* [Required task]:
Reproduce the listing that follows with no differences at all.

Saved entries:

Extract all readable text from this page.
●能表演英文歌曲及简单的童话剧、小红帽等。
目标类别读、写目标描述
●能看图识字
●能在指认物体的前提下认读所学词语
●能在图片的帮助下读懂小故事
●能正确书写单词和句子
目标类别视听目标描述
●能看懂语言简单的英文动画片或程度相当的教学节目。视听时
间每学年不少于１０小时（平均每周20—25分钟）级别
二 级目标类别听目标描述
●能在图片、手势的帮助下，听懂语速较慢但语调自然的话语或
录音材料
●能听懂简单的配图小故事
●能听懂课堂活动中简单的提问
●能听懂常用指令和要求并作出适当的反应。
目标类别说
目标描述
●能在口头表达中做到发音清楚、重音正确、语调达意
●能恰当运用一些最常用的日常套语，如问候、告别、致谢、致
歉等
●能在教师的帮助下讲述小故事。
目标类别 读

* [Solved exercise]:
Extract all readable text from this page.
●能表演英文歌曲及简单的童话剧、小红帽等。
目标类别读、写目标描述
●能看图识字
●能在指认物体的前提下认读所学词语
●能在图片的帮助下读懂小故事
●能正确书写单词和句子
目标类别视听目标描述
●能看懂语言简单的英文动画片或程度相当的教学节目。视听时
间每学年不少于１０小时（平均每周20—25分钟）级别
二 级目标类别听目标描述
●能在图片、手势的帮助下，听懂语速较慢但语调自然的话语或
录音材料
●能听懂简单的配图小故事
●能听懂课堂活动中简单的提问
●能听懂常用指令和要求并作出适当的反应。
目标类别说
目标描述
●能在口头表达中做到发音清楚、重音正确、语调达意
●能恰当运用一些最常用的日常套语，如问候、告别、致谢、致
歉等
●能在教师的帮助下讲述小故事。
目标类别 读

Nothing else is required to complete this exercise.